● **GIVEN RECORDS**:
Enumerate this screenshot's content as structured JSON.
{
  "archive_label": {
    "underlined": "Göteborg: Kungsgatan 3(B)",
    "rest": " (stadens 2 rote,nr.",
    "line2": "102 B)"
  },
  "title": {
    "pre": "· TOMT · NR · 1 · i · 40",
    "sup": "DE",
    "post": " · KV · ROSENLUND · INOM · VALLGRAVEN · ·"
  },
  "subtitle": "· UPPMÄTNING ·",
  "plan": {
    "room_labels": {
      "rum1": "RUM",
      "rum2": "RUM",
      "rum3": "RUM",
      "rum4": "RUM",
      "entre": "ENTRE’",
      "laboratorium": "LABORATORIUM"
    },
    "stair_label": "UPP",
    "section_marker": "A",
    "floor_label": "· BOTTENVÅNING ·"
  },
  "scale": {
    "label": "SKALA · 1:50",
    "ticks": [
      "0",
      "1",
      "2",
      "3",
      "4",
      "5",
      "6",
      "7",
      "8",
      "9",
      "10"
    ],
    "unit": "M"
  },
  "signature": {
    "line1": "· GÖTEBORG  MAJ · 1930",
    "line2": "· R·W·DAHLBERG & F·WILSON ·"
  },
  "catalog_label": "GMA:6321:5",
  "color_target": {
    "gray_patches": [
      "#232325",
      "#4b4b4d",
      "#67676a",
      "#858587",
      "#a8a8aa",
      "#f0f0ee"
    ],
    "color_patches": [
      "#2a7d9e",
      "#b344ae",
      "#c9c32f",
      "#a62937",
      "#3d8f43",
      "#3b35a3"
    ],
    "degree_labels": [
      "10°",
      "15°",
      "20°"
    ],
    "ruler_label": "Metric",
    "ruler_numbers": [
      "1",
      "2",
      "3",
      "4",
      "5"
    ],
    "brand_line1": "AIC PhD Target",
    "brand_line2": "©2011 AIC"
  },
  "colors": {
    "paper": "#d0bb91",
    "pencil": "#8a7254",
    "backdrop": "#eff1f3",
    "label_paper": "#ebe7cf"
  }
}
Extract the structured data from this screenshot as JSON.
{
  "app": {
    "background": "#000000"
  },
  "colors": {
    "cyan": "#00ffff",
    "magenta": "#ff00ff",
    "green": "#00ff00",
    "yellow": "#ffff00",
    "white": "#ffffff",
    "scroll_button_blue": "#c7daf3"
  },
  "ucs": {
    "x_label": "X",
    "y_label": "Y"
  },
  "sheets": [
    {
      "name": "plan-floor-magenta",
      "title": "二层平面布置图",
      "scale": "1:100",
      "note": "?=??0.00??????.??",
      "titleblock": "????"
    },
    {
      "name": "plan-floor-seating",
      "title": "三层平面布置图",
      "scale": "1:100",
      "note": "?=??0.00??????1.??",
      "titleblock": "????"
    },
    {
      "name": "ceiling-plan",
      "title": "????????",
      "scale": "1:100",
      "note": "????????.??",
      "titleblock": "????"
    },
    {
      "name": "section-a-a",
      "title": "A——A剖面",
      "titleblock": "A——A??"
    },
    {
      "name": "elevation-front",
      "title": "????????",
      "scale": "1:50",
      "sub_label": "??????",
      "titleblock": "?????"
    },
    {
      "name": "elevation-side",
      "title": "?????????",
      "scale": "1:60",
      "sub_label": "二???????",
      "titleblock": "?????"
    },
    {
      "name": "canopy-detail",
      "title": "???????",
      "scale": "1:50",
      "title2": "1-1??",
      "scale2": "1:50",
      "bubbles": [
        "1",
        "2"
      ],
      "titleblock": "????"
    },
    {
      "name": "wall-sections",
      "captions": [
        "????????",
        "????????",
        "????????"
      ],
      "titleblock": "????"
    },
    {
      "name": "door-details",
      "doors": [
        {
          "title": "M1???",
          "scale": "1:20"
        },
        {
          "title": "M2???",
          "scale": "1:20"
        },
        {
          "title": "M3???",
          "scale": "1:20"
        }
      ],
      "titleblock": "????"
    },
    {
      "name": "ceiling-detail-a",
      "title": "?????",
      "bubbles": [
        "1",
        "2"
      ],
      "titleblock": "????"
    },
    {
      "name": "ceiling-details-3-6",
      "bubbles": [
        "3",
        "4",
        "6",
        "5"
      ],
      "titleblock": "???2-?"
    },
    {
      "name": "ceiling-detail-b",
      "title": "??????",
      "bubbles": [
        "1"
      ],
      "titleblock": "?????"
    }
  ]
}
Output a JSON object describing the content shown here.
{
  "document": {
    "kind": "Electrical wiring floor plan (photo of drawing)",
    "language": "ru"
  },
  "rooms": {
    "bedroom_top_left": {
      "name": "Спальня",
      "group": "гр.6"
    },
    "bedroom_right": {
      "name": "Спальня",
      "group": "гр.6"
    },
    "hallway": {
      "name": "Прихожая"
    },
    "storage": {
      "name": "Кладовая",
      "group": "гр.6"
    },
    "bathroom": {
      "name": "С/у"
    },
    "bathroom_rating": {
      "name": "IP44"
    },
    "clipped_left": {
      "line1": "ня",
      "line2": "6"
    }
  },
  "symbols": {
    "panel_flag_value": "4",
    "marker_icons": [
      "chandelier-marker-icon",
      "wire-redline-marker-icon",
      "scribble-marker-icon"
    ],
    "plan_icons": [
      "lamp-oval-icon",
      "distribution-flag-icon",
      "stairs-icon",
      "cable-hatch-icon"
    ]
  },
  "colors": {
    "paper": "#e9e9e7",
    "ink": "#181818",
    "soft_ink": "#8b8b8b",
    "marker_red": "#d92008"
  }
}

● **THE TASK**: Transcribe, word for word, every line from the one containing "Output a JSON" through the final line of the entries, and nothing else.

● **PROBLEM SOLUTION**:
Output a JSON object describing the content shown here.
{
  "document": {
    "kind": "Electrical wiring floor plan (photo of drawing)",
    "language": "ru"
  },
  "rooms": {
    "bedroom_top_left": {
      "name": "Спальня",
      "group": "гр.6"
    },
    "bedroom_right": {
      "name": "Спальня",
      "group": "гр.6"
    },
    "hallway": {
      "name": "Прихожая"
    },
    "storage": {
      "name": "Кладовая",
      "group": "гр.6"
    },
    "bathroom": {
      "name": "С/у"
    },
    "bathroom_rating": {
      "name": "IP44"
    },
    "clipped_left": {
      "line1": "ня",
      "line2": "6"
    }
  },
  "symbols": {
    "panel_flag_value": "4",
    "marker_icons": [
      "chandelier-marker-icon",
      "wire-redline-marker-icon",
      "scribble-marker-icon"
    ],
    "plan_icons": [
      "lamp-oval-icon",
      "distribution-flag-icon",
      "stairs-icon",
      "cable-hatch-icon"
    ]
  },
  "colors": {
    "paper": "#e9e9e7",
    "ink": "#181818",
    "soft_ink": "#8b8b8b",
    "marker_red": "#d92008"
  }
}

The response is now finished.